*** Block opens ***
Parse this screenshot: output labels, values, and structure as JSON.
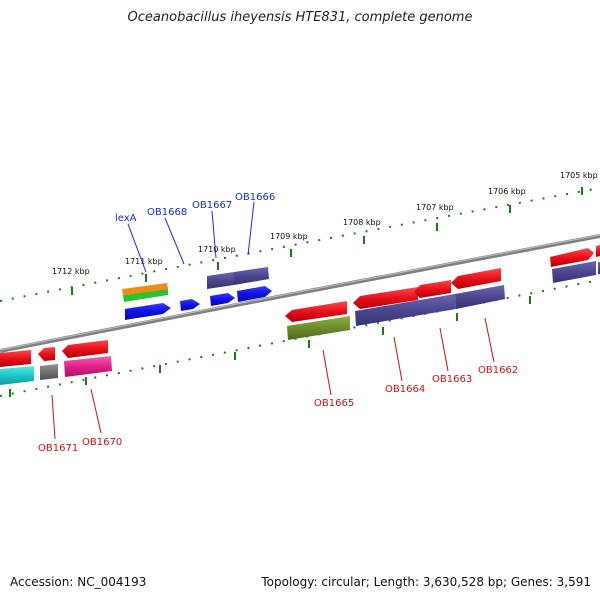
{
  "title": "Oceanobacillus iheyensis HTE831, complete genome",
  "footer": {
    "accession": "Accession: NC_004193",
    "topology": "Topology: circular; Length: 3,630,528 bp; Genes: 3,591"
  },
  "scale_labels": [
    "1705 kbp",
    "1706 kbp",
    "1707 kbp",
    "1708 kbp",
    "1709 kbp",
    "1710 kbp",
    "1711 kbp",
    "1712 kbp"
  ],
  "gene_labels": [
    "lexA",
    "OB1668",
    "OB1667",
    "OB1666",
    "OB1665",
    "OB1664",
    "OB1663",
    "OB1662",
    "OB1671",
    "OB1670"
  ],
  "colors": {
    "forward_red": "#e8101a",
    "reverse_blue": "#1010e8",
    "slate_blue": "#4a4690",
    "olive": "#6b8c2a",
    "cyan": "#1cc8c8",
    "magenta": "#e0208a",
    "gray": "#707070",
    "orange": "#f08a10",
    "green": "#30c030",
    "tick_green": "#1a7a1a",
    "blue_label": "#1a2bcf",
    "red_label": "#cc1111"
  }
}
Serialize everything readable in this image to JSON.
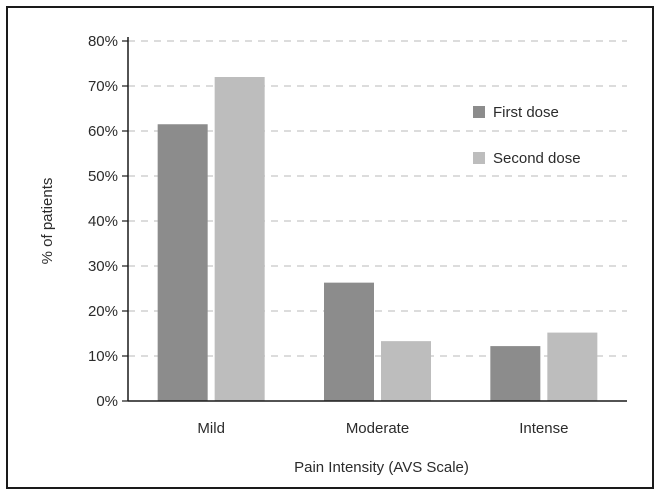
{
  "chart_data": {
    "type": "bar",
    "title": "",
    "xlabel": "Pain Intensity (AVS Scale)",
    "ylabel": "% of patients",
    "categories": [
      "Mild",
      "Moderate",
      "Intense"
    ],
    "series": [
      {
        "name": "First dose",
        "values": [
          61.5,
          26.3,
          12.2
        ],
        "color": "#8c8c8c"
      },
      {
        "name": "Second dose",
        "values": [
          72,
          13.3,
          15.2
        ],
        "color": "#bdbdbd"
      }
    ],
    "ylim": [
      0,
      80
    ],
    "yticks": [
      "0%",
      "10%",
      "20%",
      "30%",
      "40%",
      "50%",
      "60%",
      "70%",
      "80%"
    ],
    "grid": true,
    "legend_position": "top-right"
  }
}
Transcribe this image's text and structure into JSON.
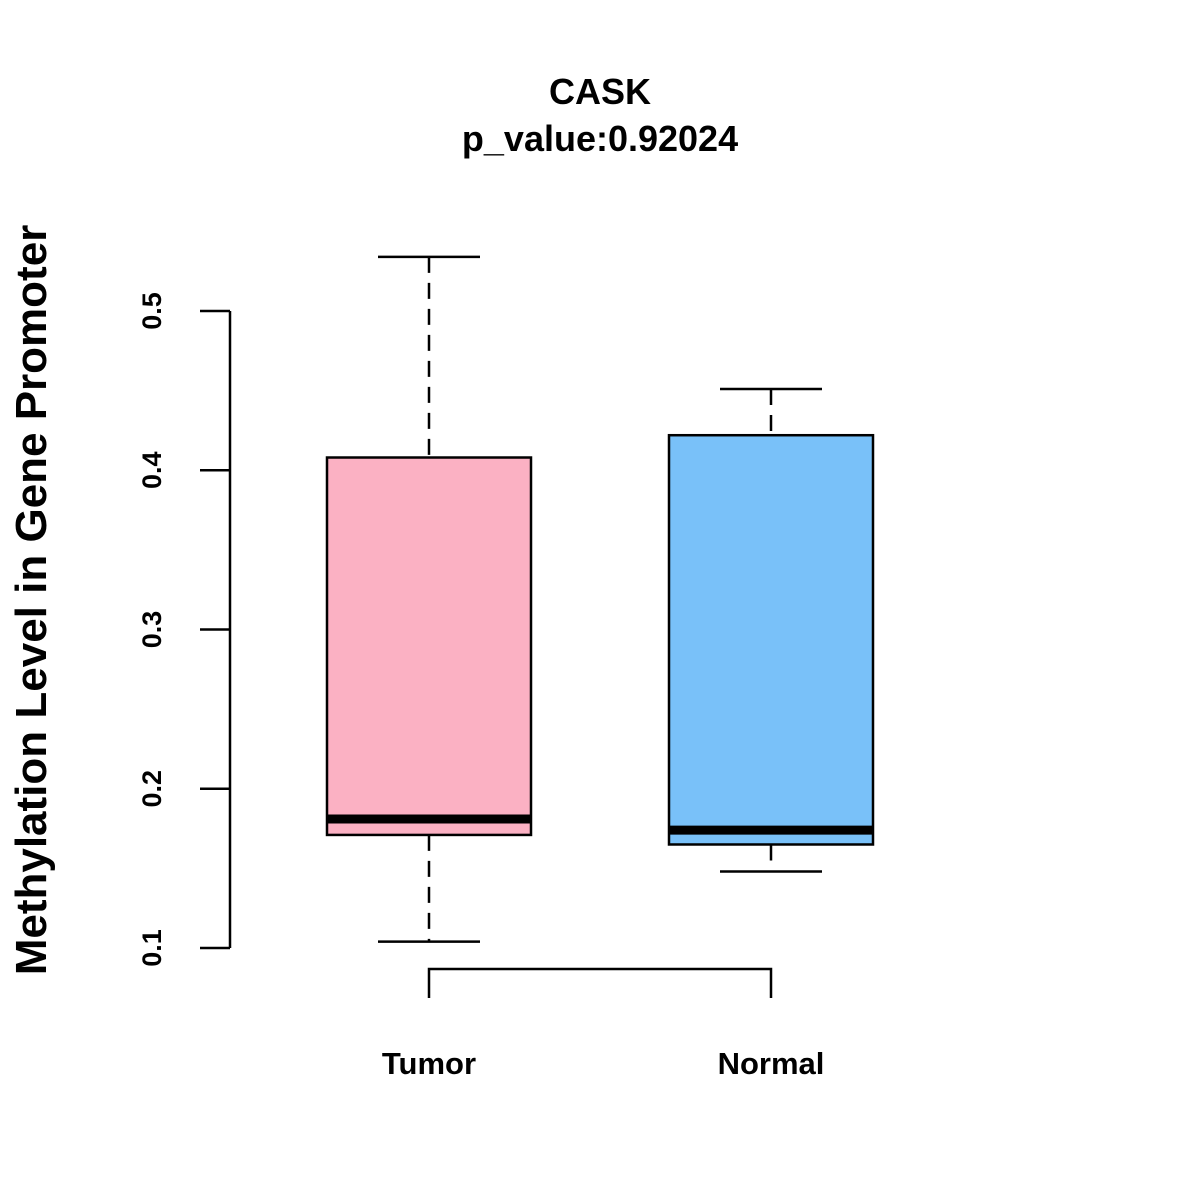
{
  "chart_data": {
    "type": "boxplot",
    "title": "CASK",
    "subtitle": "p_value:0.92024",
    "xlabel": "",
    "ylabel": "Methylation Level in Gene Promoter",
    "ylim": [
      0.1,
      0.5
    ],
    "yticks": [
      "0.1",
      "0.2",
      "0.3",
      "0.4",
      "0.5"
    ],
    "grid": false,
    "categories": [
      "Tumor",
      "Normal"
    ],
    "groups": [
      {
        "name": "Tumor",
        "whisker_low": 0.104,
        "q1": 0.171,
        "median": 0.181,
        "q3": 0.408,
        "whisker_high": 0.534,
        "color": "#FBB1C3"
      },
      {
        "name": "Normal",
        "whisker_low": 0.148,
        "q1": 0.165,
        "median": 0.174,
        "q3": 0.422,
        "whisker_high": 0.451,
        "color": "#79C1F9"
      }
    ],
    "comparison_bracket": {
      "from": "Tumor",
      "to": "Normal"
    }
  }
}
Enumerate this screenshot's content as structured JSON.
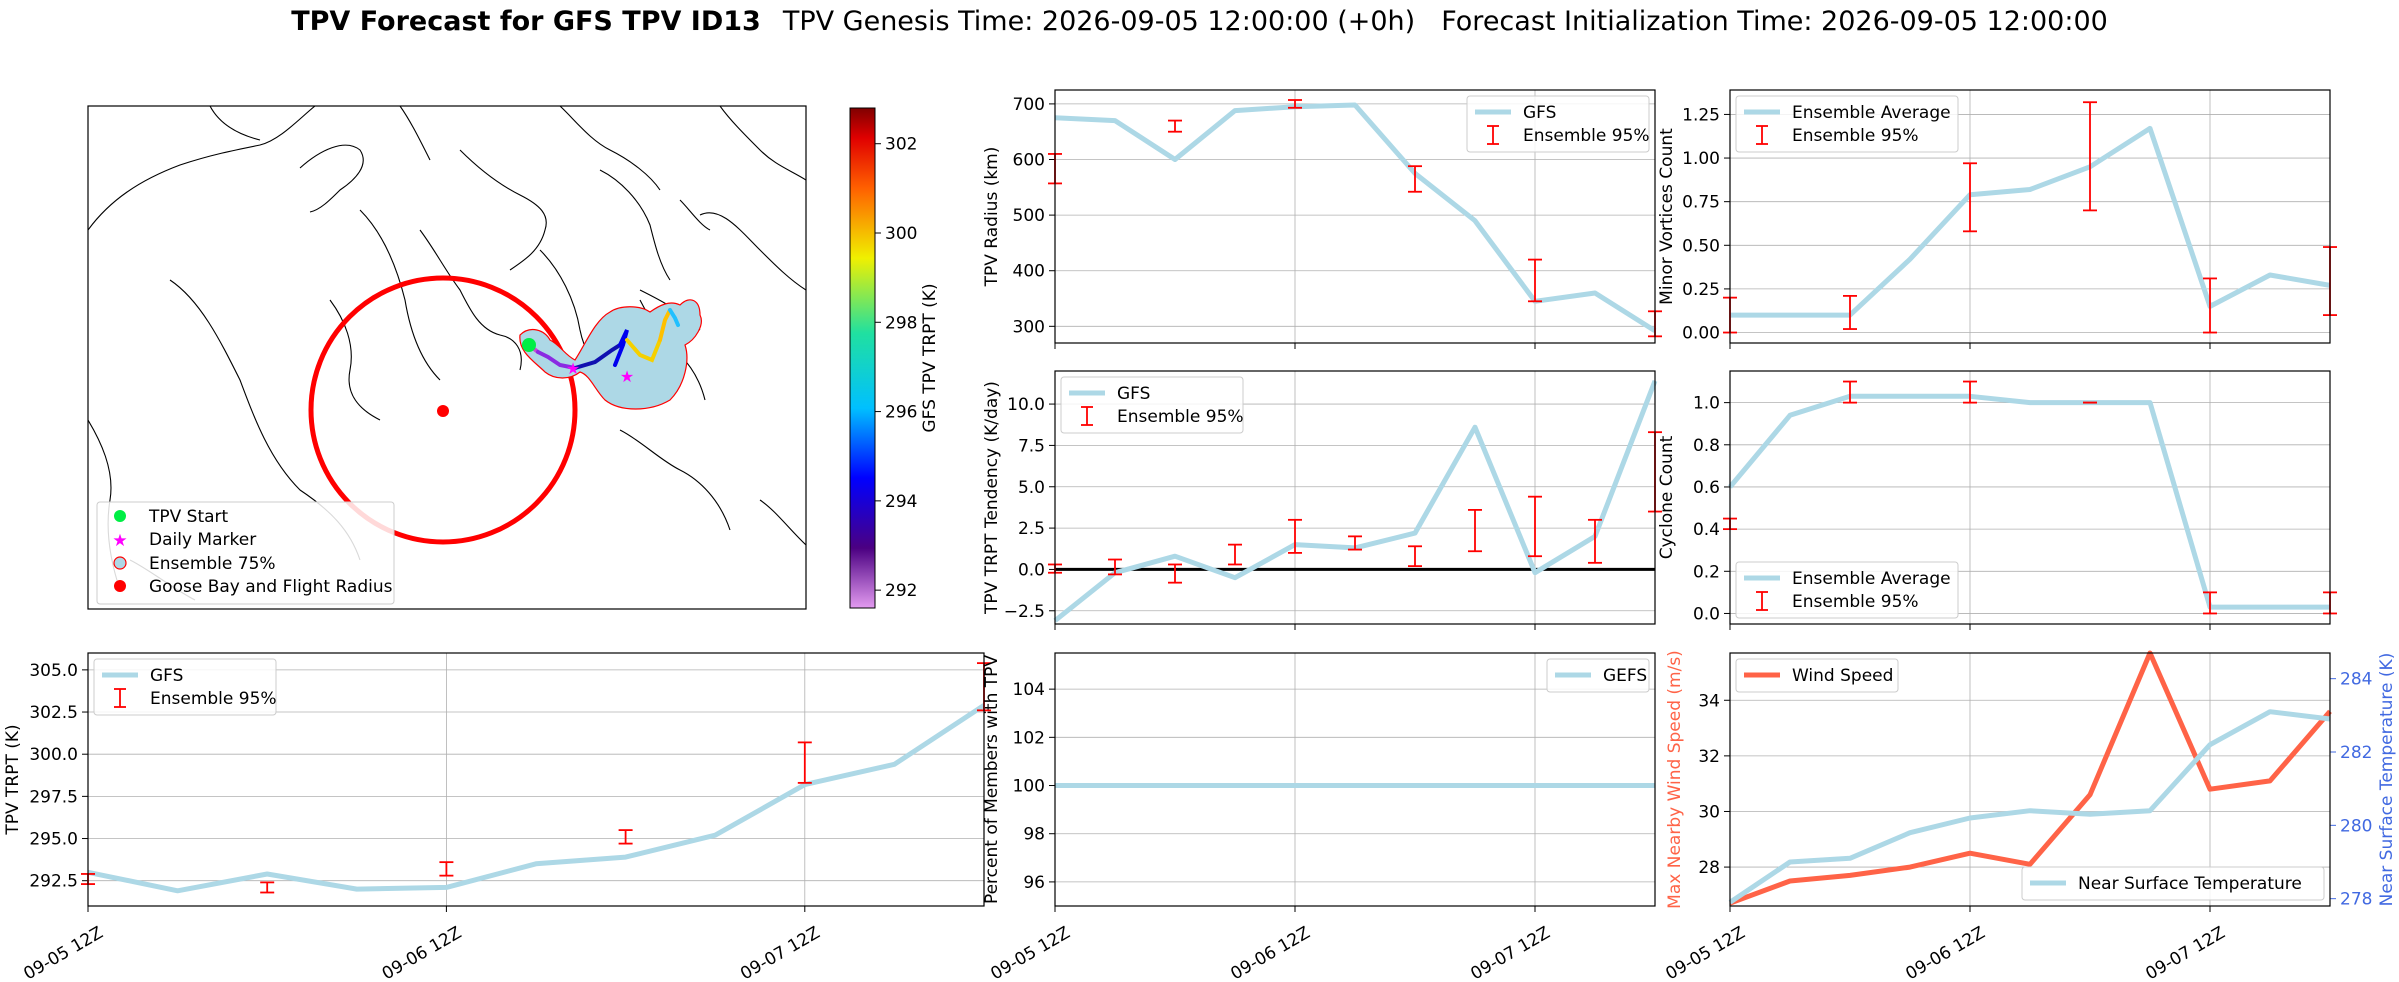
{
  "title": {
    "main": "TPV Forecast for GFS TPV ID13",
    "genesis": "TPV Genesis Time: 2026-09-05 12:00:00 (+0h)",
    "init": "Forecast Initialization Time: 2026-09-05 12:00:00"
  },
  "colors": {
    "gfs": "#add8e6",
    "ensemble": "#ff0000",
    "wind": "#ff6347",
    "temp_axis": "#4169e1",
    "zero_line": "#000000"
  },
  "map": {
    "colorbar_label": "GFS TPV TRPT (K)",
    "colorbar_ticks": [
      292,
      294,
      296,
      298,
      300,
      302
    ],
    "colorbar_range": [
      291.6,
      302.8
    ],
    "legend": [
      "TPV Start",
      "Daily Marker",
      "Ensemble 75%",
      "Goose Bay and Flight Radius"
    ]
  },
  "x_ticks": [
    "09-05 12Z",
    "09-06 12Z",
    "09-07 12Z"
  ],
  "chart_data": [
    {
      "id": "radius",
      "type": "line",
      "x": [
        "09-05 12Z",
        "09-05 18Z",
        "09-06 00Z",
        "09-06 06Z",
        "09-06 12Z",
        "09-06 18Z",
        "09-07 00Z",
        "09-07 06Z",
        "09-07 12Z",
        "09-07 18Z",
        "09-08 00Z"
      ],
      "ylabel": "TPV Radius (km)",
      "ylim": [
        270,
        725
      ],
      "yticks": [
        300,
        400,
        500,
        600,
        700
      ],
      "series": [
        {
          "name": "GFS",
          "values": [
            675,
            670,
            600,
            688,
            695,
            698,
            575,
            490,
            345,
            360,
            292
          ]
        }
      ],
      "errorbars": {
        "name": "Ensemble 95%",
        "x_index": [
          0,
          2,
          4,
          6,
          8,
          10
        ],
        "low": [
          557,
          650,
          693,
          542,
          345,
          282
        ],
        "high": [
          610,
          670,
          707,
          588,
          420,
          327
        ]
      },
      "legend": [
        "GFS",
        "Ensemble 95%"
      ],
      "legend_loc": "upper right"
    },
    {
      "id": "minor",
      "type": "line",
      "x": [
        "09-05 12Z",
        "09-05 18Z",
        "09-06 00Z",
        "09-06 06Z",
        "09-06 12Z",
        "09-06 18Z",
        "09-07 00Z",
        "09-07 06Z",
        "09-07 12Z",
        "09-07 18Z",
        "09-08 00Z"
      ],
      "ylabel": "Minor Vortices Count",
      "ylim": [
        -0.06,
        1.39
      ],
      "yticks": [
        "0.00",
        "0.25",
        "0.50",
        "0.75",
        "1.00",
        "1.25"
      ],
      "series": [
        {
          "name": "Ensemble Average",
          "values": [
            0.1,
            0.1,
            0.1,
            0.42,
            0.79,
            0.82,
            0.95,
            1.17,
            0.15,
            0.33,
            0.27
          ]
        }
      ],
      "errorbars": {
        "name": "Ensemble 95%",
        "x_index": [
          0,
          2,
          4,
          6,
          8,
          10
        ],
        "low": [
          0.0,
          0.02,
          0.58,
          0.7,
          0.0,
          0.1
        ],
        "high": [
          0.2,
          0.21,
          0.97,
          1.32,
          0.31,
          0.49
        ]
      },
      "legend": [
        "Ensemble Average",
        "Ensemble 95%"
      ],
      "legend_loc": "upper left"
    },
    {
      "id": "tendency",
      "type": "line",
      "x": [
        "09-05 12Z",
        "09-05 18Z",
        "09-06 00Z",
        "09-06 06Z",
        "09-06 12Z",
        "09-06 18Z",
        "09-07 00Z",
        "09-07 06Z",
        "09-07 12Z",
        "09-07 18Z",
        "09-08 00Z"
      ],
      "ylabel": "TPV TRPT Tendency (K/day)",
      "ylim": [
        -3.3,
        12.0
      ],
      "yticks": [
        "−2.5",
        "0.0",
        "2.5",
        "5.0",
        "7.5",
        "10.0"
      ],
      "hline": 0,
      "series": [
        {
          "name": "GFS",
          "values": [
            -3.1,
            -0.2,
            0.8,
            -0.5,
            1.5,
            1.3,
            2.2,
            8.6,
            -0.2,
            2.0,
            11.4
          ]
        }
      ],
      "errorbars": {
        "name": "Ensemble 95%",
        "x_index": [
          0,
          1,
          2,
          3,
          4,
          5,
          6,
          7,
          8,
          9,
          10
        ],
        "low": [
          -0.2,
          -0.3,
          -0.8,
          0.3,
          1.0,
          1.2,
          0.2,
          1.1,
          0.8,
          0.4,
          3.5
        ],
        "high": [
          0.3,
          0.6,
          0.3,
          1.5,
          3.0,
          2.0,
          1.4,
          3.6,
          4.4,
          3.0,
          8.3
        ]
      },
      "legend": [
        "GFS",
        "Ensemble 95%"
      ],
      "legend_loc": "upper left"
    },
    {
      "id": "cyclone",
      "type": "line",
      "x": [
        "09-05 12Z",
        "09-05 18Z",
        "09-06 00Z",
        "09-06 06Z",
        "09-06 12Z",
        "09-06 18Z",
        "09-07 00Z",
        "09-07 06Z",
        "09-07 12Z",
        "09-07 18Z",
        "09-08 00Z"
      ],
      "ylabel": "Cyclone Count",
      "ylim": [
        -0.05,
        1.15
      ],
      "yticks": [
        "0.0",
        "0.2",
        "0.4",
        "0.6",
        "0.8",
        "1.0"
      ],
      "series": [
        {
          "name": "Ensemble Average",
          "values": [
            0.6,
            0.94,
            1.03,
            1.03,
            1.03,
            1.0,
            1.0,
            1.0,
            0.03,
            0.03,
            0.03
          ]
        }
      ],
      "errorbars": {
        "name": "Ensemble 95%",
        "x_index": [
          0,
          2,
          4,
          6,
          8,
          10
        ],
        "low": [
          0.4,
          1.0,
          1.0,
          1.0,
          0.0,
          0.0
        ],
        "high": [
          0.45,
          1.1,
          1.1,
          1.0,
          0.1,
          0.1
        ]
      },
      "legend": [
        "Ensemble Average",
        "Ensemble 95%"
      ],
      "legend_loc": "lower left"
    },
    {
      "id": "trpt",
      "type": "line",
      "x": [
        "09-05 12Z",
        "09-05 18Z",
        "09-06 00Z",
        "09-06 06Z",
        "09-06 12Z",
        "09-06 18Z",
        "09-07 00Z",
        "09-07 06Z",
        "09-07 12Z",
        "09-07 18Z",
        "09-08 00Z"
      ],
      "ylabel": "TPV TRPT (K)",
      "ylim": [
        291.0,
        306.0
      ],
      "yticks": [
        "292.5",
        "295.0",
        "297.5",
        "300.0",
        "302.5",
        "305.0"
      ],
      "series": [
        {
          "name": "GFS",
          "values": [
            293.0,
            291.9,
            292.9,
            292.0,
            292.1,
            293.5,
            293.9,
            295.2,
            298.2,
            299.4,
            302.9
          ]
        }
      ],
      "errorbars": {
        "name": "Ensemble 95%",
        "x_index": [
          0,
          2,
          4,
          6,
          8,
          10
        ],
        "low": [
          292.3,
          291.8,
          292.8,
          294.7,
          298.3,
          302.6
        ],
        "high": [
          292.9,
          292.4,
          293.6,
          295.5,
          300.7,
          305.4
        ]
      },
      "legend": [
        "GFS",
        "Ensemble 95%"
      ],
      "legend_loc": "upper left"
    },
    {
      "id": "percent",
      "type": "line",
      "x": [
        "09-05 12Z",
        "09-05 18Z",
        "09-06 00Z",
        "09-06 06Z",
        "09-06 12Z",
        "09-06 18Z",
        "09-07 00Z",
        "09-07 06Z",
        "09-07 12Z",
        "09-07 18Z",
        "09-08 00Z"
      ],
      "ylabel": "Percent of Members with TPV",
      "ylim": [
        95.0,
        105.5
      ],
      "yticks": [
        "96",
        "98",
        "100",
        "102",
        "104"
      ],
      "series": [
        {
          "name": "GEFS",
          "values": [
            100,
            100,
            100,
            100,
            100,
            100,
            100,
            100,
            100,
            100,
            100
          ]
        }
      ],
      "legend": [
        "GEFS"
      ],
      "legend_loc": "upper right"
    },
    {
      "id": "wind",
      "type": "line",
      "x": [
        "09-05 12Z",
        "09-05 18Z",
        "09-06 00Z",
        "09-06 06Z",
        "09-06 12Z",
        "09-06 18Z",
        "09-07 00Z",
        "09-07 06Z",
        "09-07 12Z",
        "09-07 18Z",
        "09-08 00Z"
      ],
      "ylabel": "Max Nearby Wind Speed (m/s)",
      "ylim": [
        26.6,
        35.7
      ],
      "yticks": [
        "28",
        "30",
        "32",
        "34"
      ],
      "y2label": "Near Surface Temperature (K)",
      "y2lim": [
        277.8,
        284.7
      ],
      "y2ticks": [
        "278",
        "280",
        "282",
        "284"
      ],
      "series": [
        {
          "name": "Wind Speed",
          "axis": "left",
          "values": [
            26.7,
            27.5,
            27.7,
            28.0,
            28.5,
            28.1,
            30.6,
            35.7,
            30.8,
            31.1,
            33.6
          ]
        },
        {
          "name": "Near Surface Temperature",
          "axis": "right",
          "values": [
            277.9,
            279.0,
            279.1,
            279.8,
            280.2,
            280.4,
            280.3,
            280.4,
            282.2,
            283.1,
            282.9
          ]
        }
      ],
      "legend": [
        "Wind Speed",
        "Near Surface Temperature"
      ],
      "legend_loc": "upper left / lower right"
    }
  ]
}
*** Block closes ***
## What you are asked to do
Each line containing "screenshot" belongs in the answer; pick these out of the material and copy them.

## Response
Parse this screenshot: output labels, values, and structure as JSON.
Enumerate this screenshot's content as structured JSON.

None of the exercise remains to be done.